* **STATED PROBLEM**
How many lines of the records hold the string "angstrom"? Reply with the number alone.

====== EXERCISE MATERIALS

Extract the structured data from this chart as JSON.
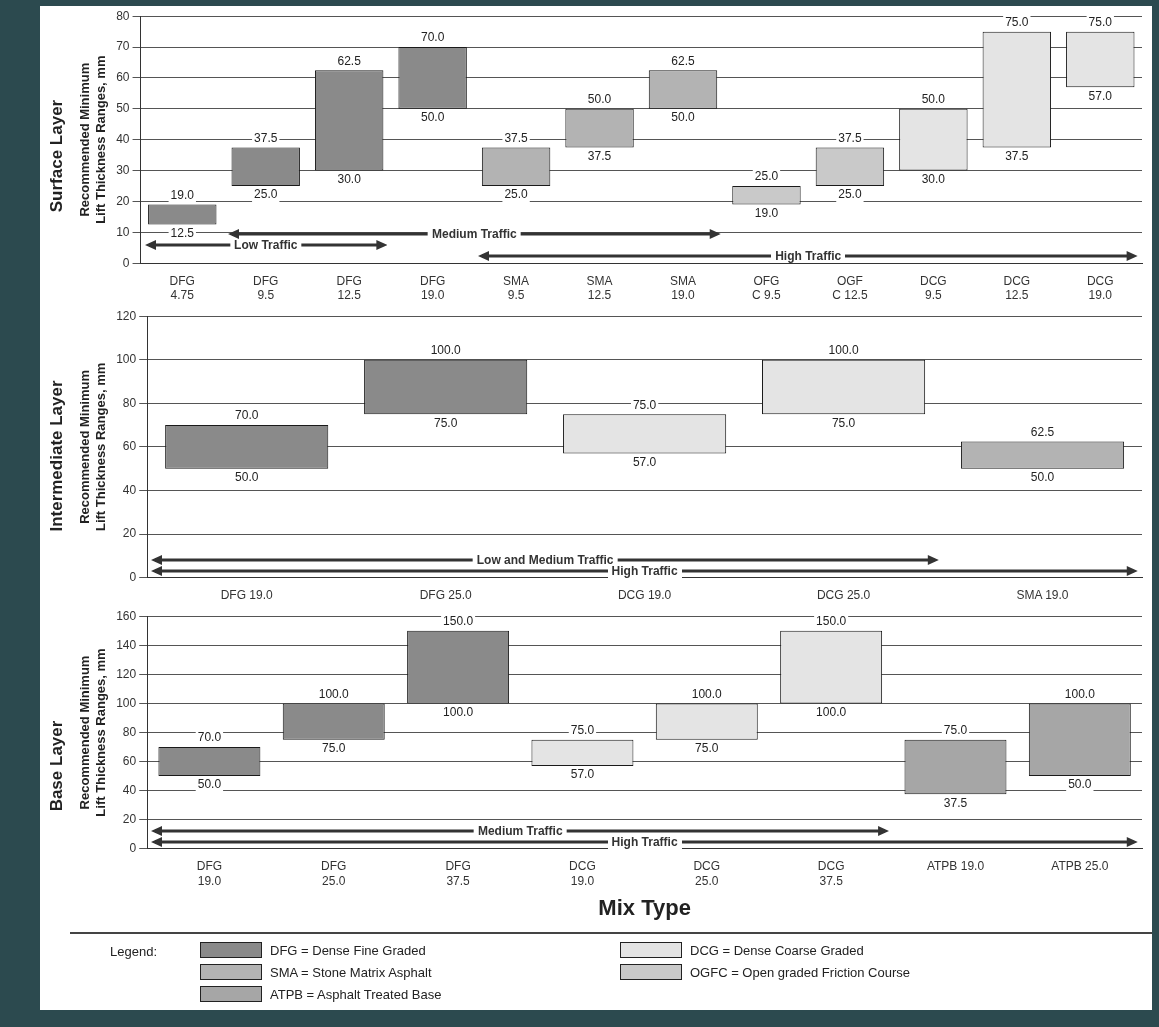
{
  "chart_data": [
    {
      "type": "bar",
      "title": "Surface Layer",
      "ylabel": "Recommended Minimum\nLift Thickness Ranges, mm",
      "categories": [
        "DFG\n4.75",
        "DFG\n9.5",
        "DFG\n12.5",
        "DFG\n19.0",
        "SMA\n9.5",
        "SMA\n12.5",
        "SMA\n19.0",
        "OFG\nC 9.5",
        "OGF\nC 12.5",
        "DCG\n9.5",
        "DCG\n12.5",
        "DCG\n19.0"
      ],
      "series": [
        {
          "color": "#8a8a8a",
          "values": [
            6.5,
            12.5,
            32.5,
            20,
            null,
            null,
            null,
            null,
            null,
            null,
            null,
            null
          ],
          "base": [
            12.5,
            25,
            30,
            50,
            null,
            null,
            null,
            null,
            null,
            null,
            null,
            null
          ]
        },
        {
          "color": "#b3b3b3",
          "values": [
            null,
            null,
            null,
            null,
            12.5,
            12.5,
            12.5,
            null,
            null,
            null,
            null,
            null
          ],
          "base": [
            null,
            null,
            null,
            null,
            25,
            37.5,
            50,
            null,
            null,
            null,
            null,
            null
          ]
        },
        {
          "color": "#c9c9c9",
          "values": [
            null,
            null,
            null,
            null,
            null,
            null,
            null,
            6,
            12.5,
            null,
            null,
            null
          ],
          "base": [
            null,
            null,
            null,
            null,
            null,
            null,
            null,
            19,
            25,
            null,
            null,
            null
          ]
        },
        {
          "color": "#e4e4e4",
          "values": [
            null,
            null,
            null,
            null,
            null,
            null,
            null,
            null,
            null,
            20,
            37.5,
            18
          ],
          "base": [
            null,
            null,
            null,
            null,
            null,
            null,
            null,
            null,
            null,
            30,
            37.5,
            57
          ]
        }
      ],
      "ylim": [
        0,
        80
      ],
      "yticks": [
        0,
        10,
        20,
        30,
        40,
        50,
        60,
        70,
        80
      ],
      "grid": "y",
      "annotations": [
        "Low Traffic",
        "Medium Traffic",
        "High Traffic",
        {
          "text": "19.0",
          "x": "DFG\n4.75",
          "y": 19
        },
        {
          "text": "12.5",
          "x": "DFG\n4.75",
          "y": 12.5
        },
        {
          "text": "37.5",
          "x": "DFG\n9.5",
          "y": 37.5
        },
        {
          "text": "25.0",
          "x": "DFG\n9.5",
          "y": 25
        },
        {
          "text": "62.5",
          "x": "DFG\n12.5",
          "y": 62.5
        },
        {
          "text": "30.0",
          "x": "DFG\n12.5",
          "y": 30
        },
        {
          "text": "70.0",
          "x": "DFG\n19.0",
          "y": 70
        },
        {
          "text": "50.0",
          "x": "DFG\n19.0",
          "y": 50
        },
        {
          "text": "37.5",
          "x": "SMA\n9.5",
          "y": 37.5
        },
        {
          "text": "25.0",
          "x": "SMA\n9.5",
          "y": 25
        },
        {
          "text": "50.0",
          "x": "SMA\n12.5",
          "y": 50
        },
        {
          "text": "37.5",
          "x": "SMA\n12.5",
          "y": 37.5
        },
        {
          "text": "62.5",
          "x": "SMA\n19.0",
          "y": 62.5
        },
        {
          "text": "50.0",
          "x": "SMA\n19.0",
          "y": 50
        },
        {
          "text": "25.0",
          "x": "OFG\nC 9.5",
          "y": 25
        },
        {
          "text": "19.0",
          "x": "OFG\nC 9.5",
          "y": 19
        },
        {
          "text": "37.5",
          "x": "OGF\nC 12.5",
          "y": 37.5
        },
        {
          "text": "25.0",
          "x": "OGF\nC 12.5",
          "y": 25
        },
        {
          "text": "50.0",
          "x": "DCG\n9.5",
          "y": 50
        },
        {
          "text": "30.0",
          "x": "DCG\n9.5",
          "y": 30
        },
        {
          "text": "75.0",
          "x": "DCG\n12.5",
          "y": 75
        },
        {
          "text": "37.5",
          "x": "DCG\n12.5",
          "y": 37.5
        },
        {
          "text": "75.0",
          "x": "DCG\n19.0",
          "y": 75
        },
        {
          "text": "57.0",
          "x": "DCG\n19.0",
          "y": 57
        }
      ]
    },
    {
      "type": "bar",
      "title": "Intermediate Layer",
      "ylabel": "Recommended Minimum\nLift Thickness Ranges, mm",
      "categories": [
        "DFG 19.0",
        "DFG 25.0",
        "DCG 19.0",
        "DCG 25.0",
        "SMA 19.0"
      ],
      "series": [
        {
          "color": "#8a8a8a",
          "values": [
            20,
            25,
            null,
            null,
            null
          ],
          "base": [
            50,
            75,
            null,
            null,
            null
          ]
        },
        {
          "color": "#e4e4e4",
          "values": [
            null,
            null,
            18,
            25,
            null
          ],
          "base": [
            null,
            null,
            57,
            75,
            null
          ]
        },
        {
          "color": "#b3b3b3",
          "values": [
            null,
            null,
            null,
            null,
            12.5
          ],
          "base": [
            null,
            null,
            null,
            null,
            50
          ]
        }
      ],
      "ylim": [
        0,
        120
      ],
      "yticks": [
        0,
        20,
        40,
        60,
        80,
        100,
        120
      ],
      "grid": "y",
      "annotations": [
        "Low and Medium Traffic",
        "High Traffic",
        {
          "text": "70.0",
          "x": "DFG 19.0",
          "y": 70
        },
        {
          "text": "50.0",
          "x": "DFG 19.0",
          "y": 50
        },
        {
          "text": "100.0",
          "x": "DFG 25.0",
          "y": 100
        },
        {
          "text": "75.0",
          "x": "DFG 25.0",
          "y": 75
        },
        {
          "text": "75.0",
          "x": "DCG 19.0",
          "y": 75
        },
        {
          "text": "57.0",
          "x": "DCG 19.0",
          "y": 57
        },
        {
          "text": "100.0",
          "x": "DCG 25.0",
          "y": 100
        },
        {
          "text": "75.0",
          "x": "DCG 25.0",
          "y": 75
        },
        {
          "text": "62.5",
          "x": "SMA 19.0",
          "y": 62.5
        },
        {
          "text": "50.0",
          "x": "SMA 19.0",
          "y": 50
        }
      ]
    },
    {
      "type": "bar",
      "title": "Base Layer",
      "ylabel": "Recommended Minimum\nLift Thickness Ranges, mm",
      "xlabel": "Mix Type",
      "legend_title": "Legend:",
      "legend": "bottom",
      "categories": [
        "DFG\n19.0",
        "DFG\n25.0",
        "DFG\n37.5",
        "DCG\n19.0",
        "DCG\n25.0",
        "DCG\n37.5",
        "ATPB 19.0",
        "ATPB 25.0"
      ],
      "series": [
        {
          "name": "DFG = Dense Fine Graded",
          "color": "#8a8a8a",
          "values": [
            20,
            25,
            50,
            null,
            null,
            null,
            null,
            null
          ],
          "base": [
            50,
            75,
            100,
            null,
            null,
            null,
            null,
            null
          ]
        },
        {
          "name": "DCG = Dense Coarse Graded",
          "color": "#e4e4e4",
          "values": [
            null,
            null,
            null,
            18,
            25,
            50,
            null,
            null
          ],
          "base": [
            null,
            null,
            null,
            57,
            75,
            100,
            null,
            null
          ]
        },
        {
          "name": "SMA = Stone Matrix Asphalt",
          "color": "#b3b3b3",
          "values": [
            null,
            null,
            null,
            null,
            null,
            null,
            null,
            null
          ],
          "base": [
            null,
            null,
            null,
            null,
            null,
            null,
            null,
            null
          ]
        },
        {
          "name": "OGFC = Open graded Friction Course",
          "color": "#c9c9c9",
          "values": [
            null,
            null,
            null,
            null,
            null,
            null,
            null,
            null
          ],
          "base": [
            null,
            null,
            null,
            null,
            null,
            null,
            null,
            null
          ]
        },
        {
          "name": "ATPB = Asphalt Treated Base",
          "color": "#a6a6a6",
          "values": [
            null,
            null,
            null,
            null,
            null,
            null,
            37.5,
            50
          ],
          "base": [
            null,
            null,
            null,
            null,
            null,
            null,
            37.5,
            50
          ]
        }
      ],
      "ylim": [
        0,
        160
      ],
      "yticks": [
        0,
        20,
        40,
        60,
        80,
        100,
        120,
        140,
        160
      ],
      "grid": "y",
      "annotations": [
        "Medium Traffic",
        "High Traffic",
        {
          "text": "70.0",
          "x": "DFG\n19.0",
          "y": 70
        },
        {
          "text": "50.0",
          "x": "DFG\n19.0",
          "y": 50
        },
        {
          "text": "100.0",
          "x": "DFG\n25.0",
          "y": 100
        },
        {
          "text": "75.0",
          "x": "DFG\n25.0",
          "y": 75
        },
        {
          "text": "150.0",
          "x": "DFG\n37.5",
          "y": 150
        },
        {
          "text": "100.0",
          "x": "DFG\n37.5",
          "y": 100
        },
        {
          "text": "75.0",
          "x": "DCG\n19.0",
          "y": 75
        },
        {
          "text": "57.0",
          "x": "DCG\n19.0",
          "y": 57
        },
        {
          "text": "100.0",
          "x": "DCG\n25.0",
          "y": 100
        },
        {
          "text": "75.0",
          "x": "DCG\n25.0",
          "y": 75
        },
        {
          "text": "150.0",
          "x": "DCG\n37.5",
          "y": 150
        },
        {
          "text": "100.0",
          "x": "DCG\n37.5",
          "y": 100
        },
        {
          "text": "75.0",
          "x": "ATPB 19.0",
          "y": 75
        },
        {
          "text": "37.5",
          "x": "ATPB 19.0",
          "y": 37.5
        },
        {
          "text": "100.0",
          "x": "ATPB 25.0",
          "y": 100
        },
        {
          "text": "50.0",
          "x": "ATPB 25.0",
          "y": 50
        }
      ]
    }
  ]
}
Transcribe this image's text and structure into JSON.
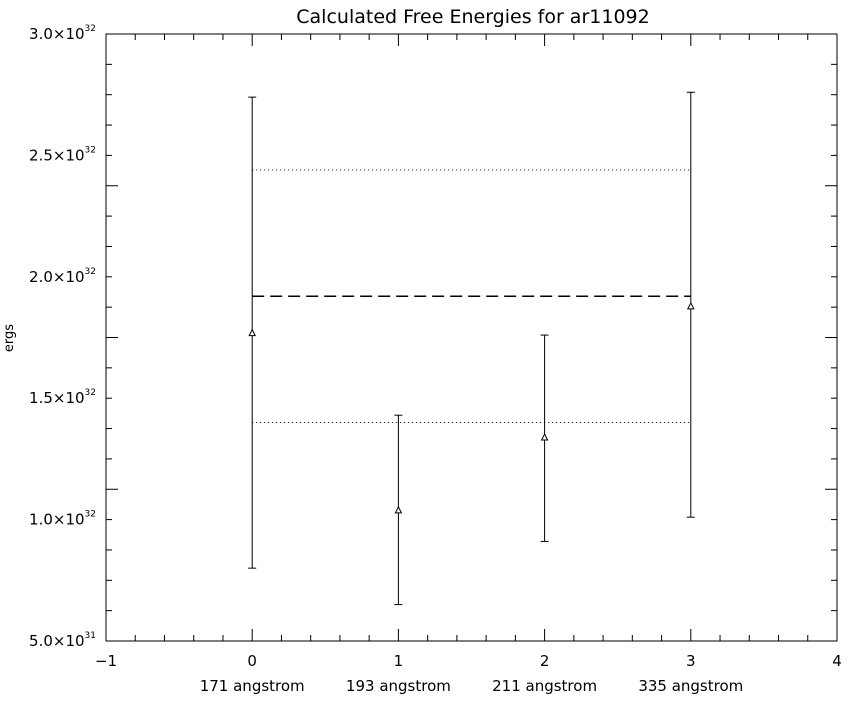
{
  "chart_data": {
    "type": "scatter",
    "title": "Calculated Free Energies for ar11092",
    "ylabel": "ergs",
    "xlabel": "",
    "xlim": [
      -1,
      4
    ],
    "ylim": [
      5e+31,
      3e+32
    ],
    "x_ticks": [
      "−1",
      "0",
      "1",
      "2",
      "3",
      "4"
    ],
    "y_ticks": [
      {
        "value": 5e+31,
        "mantissa": "5.0",
        "exp": "31"
      },
      {
        "value": 1e+32,
        "mantissa": "1.0",
        "exp": "32"
      },
      {
        "value": 1.5e+32,
        "mantissa": "1.5",
        "exp": "32"
      },
      {
        "value": 2e+32,
        "mantissa": "2.0",
        "exp": "32"
      },
      {
        "value": 2.5e+32,
        "mantissa": "2.5",
        "exp": "32"
      },
      {
        "value": 3e+32,
        "mantissa": "3.0",
        "exp": "32"
      }
    ],
    "categories": [
      "171 angstrom",
      "193 angstrom",
      "211 angstrom",
      "335 angstrom"
    ],
    "points": [
      {
        "x": 0,
        "y": 1.77e+32,
        "ymin": 8e+31,
        "ymax": 2.74e+32
      },
      {
        "x": 1,
        "y": 1.04e+32,
        "ymin": 6.5e+31,
        "ymax": 1.43e+32
      },
      {
        "x": 2,
        "y": 1.34e+32,
        "ymin": 9.1e+31,
        "ymax": 1.76e+32
      },
      {
        "x": 3,
        "y": 1.88e+32,
        "ymin": 1.01e+32,
        "ymax": 2.76e+32
      }
    ],
    "reference_lines": [
      {
        "style": "dashed",
        "y": 1.92e+32,
        "x_range": [
          0,
          3
        ]
      },
      {
        "style": "dotted",
        "y": 2.44e+32,
        "x_range": [
          0,
          3
        ]
      },
      {
        "style": "dotted",
        "y": 1.4e+32,
        "x_range": [
          0,
          3
        ]
      }
    ],
    "grid": false,
    "marker": "triangle"
  }
}
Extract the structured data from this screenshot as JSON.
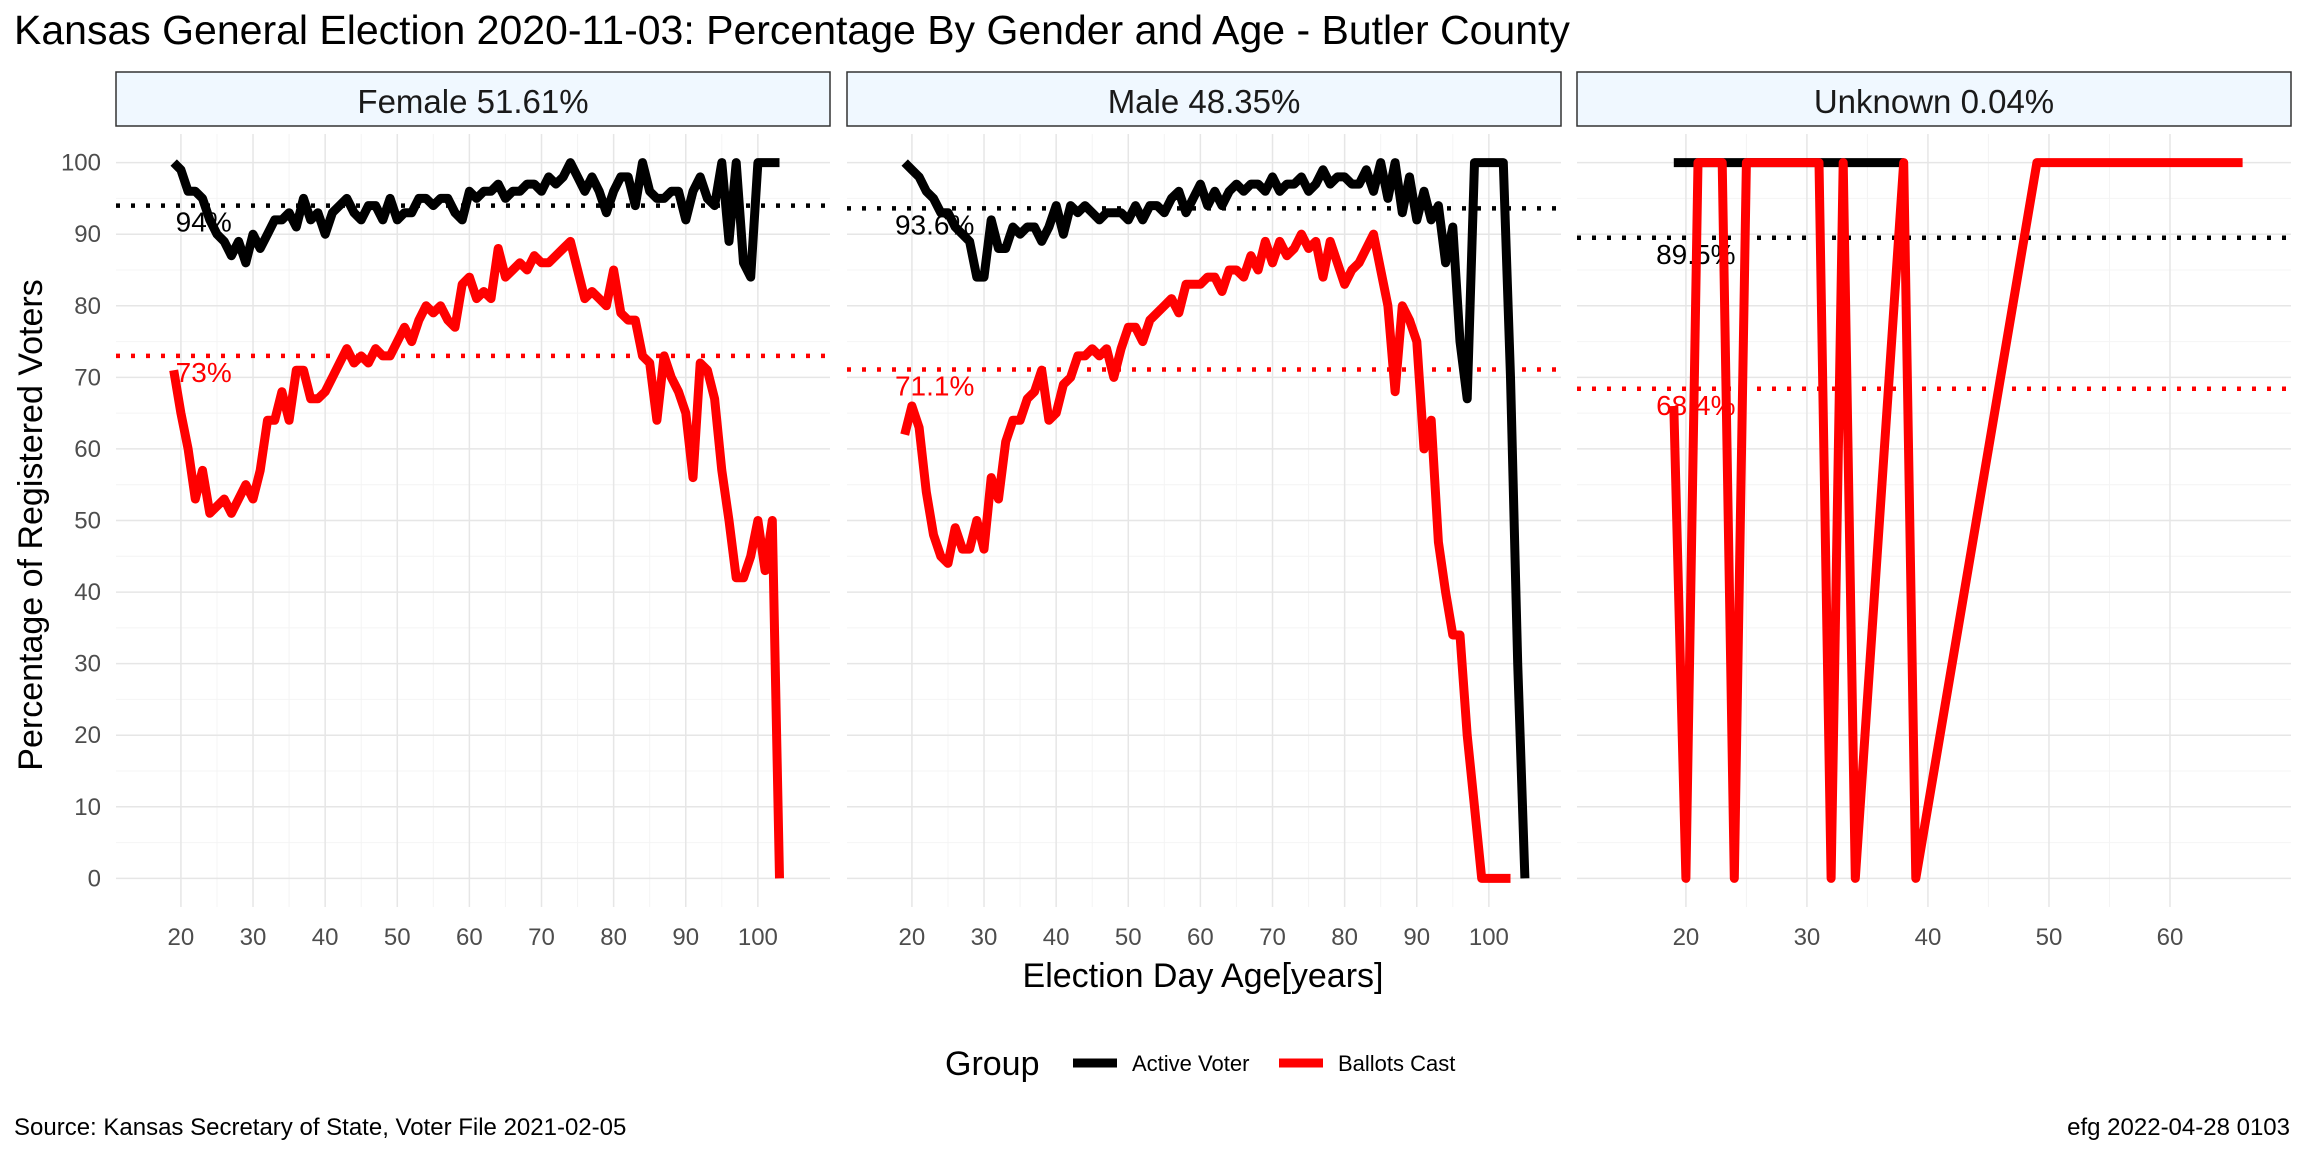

============

* **ANSWER TO THE EXERCISE**
4